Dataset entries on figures
╔══

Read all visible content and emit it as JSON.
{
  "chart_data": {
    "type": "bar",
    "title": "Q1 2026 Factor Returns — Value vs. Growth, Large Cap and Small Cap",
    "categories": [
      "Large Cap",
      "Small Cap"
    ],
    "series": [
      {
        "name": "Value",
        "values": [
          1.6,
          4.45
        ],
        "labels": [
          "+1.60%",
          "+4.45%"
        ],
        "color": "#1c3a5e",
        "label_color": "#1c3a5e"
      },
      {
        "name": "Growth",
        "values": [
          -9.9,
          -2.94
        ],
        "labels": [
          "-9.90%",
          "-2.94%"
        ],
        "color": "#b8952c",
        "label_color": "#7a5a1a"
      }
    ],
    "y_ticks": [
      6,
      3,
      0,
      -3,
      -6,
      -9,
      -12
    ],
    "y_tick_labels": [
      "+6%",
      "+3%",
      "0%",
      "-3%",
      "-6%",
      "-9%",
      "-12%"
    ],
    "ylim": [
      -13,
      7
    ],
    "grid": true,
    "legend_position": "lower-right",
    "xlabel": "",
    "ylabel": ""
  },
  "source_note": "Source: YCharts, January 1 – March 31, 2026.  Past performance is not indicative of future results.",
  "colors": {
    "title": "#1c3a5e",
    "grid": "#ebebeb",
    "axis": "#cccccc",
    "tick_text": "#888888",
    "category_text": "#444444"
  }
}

╚══

■ GIVEN PROBLEM
Output every entry shown above, exactly.

■ RESPONSE TO THE TASK
Read all visible content and emit it as JSON.
{
  "chart_data": {
    "type": "bar",
    "title": "Q1 2026 Factor Returns — Value vs. Growth, Large Cap and Small Cap",
    "categories": [
      "Large Cap",
      "Small Cap"
    ],
    "series": [
      {
        "name": "Value",
        "values": [
          1.6,
          4.45
        ],
        "labels": [
          "+1.60%",
          "+4.45%"
        ],
        "color": "#1c3a5e",
        "label_color": "#1c3a5e"
      },
      {
        "name": "Growth",
        "values": [
          -9.9,
          -2.94
        ],
        "labels": [
          "-9.90%",
          "-2.94%"
        ],
        "color": "#b8952c",
        "label_color": "#7a5a1a"
      }
    ],
    "y_ticks": [
      6,
      3,
      0,
      -3,
      -6,
      -9,
      -12
    ],
    "y_tick_labels": [
      "+6%",
      "+3%",
      "0%",
      "-3%",
      "-6%",
      "-9%",
      "-12%"
    ],
    "ylim": [
      -13,
      7
    ],
    "grid": true,
    "legend_position": "lower-right",
    "xlabel": "",
    "ylabel": ""
  },
  "source_note": "Source: YCharts, January 1 – March 31, 2026.  Past performance is not indicative of future results.",
  "colors": {
    "title": "#1c3a5e",
    "grid": "#ebebeb",
    "axis": "#cccccc",
    "tick_text": "#888888",
    "category_text": "#444444"
  }
}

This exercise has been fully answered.